### Set problem
Return every line of the data below that contains the string "Circle", matching case exactly.

### Task material
============

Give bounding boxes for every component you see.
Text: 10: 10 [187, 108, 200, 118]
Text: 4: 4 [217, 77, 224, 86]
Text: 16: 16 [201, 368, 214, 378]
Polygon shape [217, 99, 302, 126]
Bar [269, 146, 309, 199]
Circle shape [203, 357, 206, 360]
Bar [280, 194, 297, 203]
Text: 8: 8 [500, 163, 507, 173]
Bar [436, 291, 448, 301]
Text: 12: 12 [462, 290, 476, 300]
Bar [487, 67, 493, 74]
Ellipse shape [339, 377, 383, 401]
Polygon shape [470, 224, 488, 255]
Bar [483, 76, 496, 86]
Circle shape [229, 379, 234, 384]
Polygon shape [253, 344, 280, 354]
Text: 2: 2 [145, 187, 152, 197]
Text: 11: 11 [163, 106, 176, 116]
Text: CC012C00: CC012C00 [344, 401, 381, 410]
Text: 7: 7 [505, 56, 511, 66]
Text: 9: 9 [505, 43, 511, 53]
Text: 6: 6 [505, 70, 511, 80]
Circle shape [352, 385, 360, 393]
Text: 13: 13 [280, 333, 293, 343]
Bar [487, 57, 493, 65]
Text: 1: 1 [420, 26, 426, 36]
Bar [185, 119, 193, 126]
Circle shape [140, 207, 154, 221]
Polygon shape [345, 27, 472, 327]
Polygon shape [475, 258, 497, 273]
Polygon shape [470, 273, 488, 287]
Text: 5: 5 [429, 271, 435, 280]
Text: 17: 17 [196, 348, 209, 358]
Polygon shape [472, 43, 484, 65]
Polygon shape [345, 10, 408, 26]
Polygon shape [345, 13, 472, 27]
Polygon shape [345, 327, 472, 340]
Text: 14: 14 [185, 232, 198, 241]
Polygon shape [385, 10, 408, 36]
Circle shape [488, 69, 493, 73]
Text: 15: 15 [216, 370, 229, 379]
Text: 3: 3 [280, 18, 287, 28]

============

### Right answer
Circle shape [203, 357, 206, 360]
Circle shape [229, 379, 234, 384]
Circle shape [352, 385, 360, 393]
Circle shape [140, 207, 154, 221]
Circle shape [488, 69, 493, 73]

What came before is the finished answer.